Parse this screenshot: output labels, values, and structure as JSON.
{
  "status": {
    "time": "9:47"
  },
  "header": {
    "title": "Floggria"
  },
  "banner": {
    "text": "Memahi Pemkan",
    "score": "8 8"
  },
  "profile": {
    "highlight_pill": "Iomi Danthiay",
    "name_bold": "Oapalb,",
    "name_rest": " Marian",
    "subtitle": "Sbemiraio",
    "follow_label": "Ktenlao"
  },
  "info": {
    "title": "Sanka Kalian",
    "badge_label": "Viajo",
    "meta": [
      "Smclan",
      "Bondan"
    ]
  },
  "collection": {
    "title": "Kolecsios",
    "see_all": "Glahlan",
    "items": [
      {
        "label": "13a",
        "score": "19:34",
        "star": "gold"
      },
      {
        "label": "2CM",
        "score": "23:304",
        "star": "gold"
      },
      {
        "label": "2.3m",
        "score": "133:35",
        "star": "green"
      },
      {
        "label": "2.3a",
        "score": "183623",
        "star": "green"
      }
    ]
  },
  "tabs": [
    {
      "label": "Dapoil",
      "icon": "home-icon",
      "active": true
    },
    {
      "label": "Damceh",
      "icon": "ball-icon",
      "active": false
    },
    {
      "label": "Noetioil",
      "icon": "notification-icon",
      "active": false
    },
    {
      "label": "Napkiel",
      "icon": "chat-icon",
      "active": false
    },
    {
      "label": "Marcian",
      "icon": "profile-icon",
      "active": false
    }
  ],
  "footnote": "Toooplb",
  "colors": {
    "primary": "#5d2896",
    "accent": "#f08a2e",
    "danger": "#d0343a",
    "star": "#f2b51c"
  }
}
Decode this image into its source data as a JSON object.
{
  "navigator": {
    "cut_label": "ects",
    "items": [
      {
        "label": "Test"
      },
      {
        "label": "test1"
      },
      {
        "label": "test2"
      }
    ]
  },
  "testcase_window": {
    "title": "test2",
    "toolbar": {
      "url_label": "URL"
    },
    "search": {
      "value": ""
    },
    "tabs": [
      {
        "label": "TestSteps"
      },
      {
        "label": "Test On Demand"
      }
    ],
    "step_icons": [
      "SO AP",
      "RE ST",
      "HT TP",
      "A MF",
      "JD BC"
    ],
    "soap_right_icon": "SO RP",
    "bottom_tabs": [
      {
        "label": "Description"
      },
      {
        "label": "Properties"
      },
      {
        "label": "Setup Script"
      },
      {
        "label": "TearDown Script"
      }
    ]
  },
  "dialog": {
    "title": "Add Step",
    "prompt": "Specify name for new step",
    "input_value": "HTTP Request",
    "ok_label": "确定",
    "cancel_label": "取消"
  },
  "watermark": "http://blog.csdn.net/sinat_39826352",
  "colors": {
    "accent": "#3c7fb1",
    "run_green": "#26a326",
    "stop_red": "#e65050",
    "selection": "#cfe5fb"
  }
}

[TASK GOAL]:
Write out the entries above once more, without altering anything.

[RESPONSE TO THE TASK]:
Parse this screenshot: output labels, values, and structure as JSON.
{
  "status": {
    "time": "9:47"
  },
  "header": {
    "title": "Floggria"
  },
  "banner": {
    "text": "Memahi Pemkan",
    "score": "8 8"
  },
  "profile": {
    "highlight_pill": "Iomi Danthiay",
    "name_bold": "Oapalb,",
    "name_rest": " Marian",
    "subtitle": "Sbemiraio",
    "follow_label": "Ktenlao"
  },
  "info": {
    "title": "Sanka Kalian",
    "badge_label": "Viajo",
    "meta": [
      "Smclan",
      "Bondan"
    ]
  },
  "collection": {
    "title": "Kolecsios",
    "see_all": "Glahlan",
    "items": [
      {
        "label": "13a",
        "score": "19:34",
        "star": "gold"
      },
      {
        "label": "2CM",
        "score": "23:304",
        "star": "gold"
      },
      {
        "label": "2.3m",
        "score": "133:35",
        "star": "green"
      },
      {
        "label": "2.3a",
        "score": "183623",
        "star": "green"
      }
    ]
  },
  "tabs": [
    {
      "label": "Dapoil",
      "icon": "home-icon",
      "active": true
    },
    {
      "label": "Damceh",
      "icon": "ball-icon",
      "active": false
    },
    {
      "label": "Noetioil",
      "icon": "notification-icon",
      "active": false
    },
    {
      "label": "Napkiel",
      "icon": "chat-icon",
      "active": false
    },
    {
      "label": "Marcian",
      "icon": "profile-icon",
      "active": false
    }
  ],
  "footnote": "Toooplb",
  "colors": {
    "primary": "#5d2896",
    "accent": "#f08a2e",
    "danger": "#d0343a",
    "star": "#f2b51c"
  }
}
Decode this image into its source data as a JSON object.
{
  "navigator": {
    "cut_label": "ects",
    "items": [
      {
        "label": "Test"
      },
      {
        "label": "test1"
      },
      {
        "label": "test2"
      }
    ]
  },
  "testcase_window": {
    "title": "test2",
    "toolbar": {
      "url_label": "URL"
    },
    "search": {
      "value": ""
    },
    "tabs": [
      {
        "label": "TestSteps"
      },
      {
        "label": "Test On Demand"
      }
    ],
    "step_icons": [
      "SO AP",
      "RE ST",
      "HT TP",
      "A MF",
      "JD BC"
    ],
    "soap_right_icon": "SO RP",
    "bottom_tabs": [
      {
        "label": "Description"
      },
      {
        "label": "Properties"
      },
      {
        "label": "Setup Script"
      },
      {
        "label": "TearDown Script"
      }
    ]
  },
  "dialog": {
    "title": "Add Step",
    "prompt": "Specify name for new step",
    "input_value": "HTTP Request",
    "ok_label": "确定",
    "cancel_label": "取消"
  },
  "watermark": "http://blog.csdn.net/sinat_39826352",
  "colors": {
    "accent": "#3c7fb1",
    "run_green": "#26a326",
    "stop_red": "#e65050",
    "selection": "#cfe5fb"
  }
}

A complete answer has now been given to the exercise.